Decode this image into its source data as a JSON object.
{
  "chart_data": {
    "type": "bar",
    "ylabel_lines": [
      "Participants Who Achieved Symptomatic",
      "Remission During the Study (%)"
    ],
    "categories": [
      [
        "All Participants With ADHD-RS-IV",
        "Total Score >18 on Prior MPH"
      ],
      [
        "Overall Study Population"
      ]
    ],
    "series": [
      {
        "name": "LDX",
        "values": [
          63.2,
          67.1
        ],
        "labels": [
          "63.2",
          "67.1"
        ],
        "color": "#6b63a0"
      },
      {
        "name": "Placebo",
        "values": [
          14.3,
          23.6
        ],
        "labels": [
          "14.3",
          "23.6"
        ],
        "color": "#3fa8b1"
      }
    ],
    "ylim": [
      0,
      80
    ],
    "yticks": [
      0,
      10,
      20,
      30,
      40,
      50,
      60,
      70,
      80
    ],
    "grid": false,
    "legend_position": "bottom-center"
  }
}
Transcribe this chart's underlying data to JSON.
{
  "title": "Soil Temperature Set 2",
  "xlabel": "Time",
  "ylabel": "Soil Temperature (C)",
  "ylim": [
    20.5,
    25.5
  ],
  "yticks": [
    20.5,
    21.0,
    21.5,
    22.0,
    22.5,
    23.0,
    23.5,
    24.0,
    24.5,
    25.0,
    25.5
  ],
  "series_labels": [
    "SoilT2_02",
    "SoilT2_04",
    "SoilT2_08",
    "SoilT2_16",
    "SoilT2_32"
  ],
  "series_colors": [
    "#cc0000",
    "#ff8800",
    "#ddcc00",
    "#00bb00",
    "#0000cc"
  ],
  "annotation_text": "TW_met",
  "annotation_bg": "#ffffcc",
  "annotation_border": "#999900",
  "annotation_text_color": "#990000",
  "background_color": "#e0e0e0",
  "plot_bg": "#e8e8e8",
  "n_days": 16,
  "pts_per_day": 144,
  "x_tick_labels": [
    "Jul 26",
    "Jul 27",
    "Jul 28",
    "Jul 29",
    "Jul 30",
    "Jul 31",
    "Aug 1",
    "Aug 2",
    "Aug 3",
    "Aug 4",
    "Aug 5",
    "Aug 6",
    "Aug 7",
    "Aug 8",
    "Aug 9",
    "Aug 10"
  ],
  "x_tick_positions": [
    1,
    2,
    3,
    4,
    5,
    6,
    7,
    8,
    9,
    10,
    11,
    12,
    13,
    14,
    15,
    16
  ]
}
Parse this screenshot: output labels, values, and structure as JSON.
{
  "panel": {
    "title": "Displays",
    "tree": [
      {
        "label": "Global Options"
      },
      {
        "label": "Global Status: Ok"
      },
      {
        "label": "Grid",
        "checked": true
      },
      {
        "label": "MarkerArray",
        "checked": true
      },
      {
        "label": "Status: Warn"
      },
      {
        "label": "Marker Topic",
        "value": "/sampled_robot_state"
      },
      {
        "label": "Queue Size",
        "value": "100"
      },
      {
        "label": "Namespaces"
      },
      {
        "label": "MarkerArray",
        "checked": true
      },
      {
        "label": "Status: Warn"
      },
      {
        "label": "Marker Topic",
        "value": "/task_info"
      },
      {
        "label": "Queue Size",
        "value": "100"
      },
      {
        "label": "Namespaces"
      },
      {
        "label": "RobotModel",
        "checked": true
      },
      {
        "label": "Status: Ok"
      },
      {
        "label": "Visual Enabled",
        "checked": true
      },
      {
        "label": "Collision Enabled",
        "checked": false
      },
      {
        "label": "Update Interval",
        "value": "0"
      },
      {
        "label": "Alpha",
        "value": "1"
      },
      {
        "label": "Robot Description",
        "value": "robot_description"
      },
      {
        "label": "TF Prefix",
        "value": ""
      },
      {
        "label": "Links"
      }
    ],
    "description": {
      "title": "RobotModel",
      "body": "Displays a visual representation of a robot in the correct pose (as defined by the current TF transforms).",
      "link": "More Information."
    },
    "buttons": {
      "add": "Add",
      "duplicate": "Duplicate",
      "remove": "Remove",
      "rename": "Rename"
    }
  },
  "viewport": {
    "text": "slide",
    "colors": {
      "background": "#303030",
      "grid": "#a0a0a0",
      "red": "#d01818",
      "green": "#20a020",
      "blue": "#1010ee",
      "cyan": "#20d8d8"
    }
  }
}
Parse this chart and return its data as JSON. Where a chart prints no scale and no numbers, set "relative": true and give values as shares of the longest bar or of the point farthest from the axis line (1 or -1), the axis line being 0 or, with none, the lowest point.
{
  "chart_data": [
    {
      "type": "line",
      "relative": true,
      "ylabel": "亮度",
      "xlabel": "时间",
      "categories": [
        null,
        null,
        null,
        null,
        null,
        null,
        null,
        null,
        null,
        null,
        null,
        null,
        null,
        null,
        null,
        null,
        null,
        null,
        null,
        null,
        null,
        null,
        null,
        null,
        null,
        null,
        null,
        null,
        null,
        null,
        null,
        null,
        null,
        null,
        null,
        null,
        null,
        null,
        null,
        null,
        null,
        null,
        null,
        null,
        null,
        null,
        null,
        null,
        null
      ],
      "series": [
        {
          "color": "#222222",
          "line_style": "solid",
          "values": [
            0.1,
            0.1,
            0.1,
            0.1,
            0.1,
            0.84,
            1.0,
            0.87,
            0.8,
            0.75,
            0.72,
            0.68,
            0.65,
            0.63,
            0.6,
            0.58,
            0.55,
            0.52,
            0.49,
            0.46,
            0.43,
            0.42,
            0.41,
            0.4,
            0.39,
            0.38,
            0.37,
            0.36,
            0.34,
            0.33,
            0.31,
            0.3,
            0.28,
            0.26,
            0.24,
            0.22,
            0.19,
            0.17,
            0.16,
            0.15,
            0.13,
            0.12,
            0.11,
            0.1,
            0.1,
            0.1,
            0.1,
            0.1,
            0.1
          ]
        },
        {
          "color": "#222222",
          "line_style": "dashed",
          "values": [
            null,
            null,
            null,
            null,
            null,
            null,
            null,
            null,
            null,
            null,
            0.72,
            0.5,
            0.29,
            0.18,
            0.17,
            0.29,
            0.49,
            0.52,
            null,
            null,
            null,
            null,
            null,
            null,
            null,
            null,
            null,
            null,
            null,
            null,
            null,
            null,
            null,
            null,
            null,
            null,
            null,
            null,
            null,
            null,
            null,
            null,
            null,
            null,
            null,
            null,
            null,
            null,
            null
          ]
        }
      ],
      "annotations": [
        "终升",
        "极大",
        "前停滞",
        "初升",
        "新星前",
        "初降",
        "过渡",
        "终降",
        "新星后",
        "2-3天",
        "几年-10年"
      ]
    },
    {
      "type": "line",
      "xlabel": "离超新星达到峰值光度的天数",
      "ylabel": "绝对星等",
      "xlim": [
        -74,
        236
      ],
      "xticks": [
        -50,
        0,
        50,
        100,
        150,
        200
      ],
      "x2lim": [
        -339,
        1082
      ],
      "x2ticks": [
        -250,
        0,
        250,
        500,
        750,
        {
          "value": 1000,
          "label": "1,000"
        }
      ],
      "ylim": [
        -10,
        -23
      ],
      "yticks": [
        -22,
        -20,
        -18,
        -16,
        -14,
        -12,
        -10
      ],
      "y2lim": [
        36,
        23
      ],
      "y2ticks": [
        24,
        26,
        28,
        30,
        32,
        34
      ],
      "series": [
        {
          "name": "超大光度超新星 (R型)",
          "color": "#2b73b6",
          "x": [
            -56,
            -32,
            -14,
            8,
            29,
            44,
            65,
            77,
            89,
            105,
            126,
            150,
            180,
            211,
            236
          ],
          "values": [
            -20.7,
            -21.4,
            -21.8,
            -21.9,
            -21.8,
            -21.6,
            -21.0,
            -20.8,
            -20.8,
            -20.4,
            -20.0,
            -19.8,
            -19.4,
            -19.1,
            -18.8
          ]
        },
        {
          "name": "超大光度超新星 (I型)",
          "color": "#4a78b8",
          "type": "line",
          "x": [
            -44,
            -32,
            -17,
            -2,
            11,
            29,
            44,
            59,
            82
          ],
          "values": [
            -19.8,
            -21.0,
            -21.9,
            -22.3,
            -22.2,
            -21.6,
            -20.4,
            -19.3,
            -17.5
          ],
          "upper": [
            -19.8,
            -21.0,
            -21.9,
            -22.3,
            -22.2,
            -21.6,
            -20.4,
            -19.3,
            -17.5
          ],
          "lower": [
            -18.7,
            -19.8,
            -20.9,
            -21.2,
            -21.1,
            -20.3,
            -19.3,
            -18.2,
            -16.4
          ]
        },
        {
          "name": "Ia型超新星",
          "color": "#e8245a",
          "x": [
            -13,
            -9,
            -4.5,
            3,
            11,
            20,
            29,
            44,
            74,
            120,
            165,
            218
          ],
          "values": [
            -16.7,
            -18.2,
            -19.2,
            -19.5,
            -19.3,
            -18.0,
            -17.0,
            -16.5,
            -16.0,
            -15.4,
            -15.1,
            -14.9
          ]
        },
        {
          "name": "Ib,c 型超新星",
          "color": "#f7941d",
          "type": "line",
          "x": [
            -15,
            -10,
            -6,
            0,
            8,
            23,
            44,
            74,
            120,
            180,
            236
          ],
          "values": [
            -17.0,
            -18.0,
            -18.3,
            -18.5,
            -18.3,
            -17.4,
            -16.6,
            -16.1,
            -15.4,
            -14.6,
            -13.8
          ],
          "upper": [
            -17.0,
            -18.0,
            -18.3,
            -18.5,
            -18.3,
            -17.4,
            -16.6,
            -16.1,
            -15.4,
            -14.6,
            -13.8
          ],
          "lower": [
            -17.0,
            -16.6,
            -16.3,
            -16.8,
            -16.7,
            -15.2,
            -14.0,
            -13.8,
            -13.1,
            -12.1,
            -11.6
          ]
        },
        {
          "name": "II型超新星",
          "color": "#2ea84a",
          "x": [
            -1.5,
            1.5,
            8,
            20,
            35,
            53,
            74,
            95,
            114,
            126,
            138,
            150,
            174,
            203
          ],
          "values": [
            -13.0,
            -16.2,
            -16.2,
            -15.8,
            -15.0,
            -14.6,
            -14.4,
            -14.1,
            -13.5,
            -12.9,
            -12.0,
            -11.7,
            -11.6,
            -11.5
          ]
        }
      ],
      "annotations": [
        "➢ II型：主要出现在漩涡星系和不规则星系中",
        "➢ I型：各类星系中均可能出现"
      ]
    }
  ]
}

• EXERCISE AIM
For each line above that contains the word "Temperature", copy that line.

• EXERCISE RESULT
  "title": "Soil Temperature Set 2",
  "ylabel": "Soil Temperature (C)",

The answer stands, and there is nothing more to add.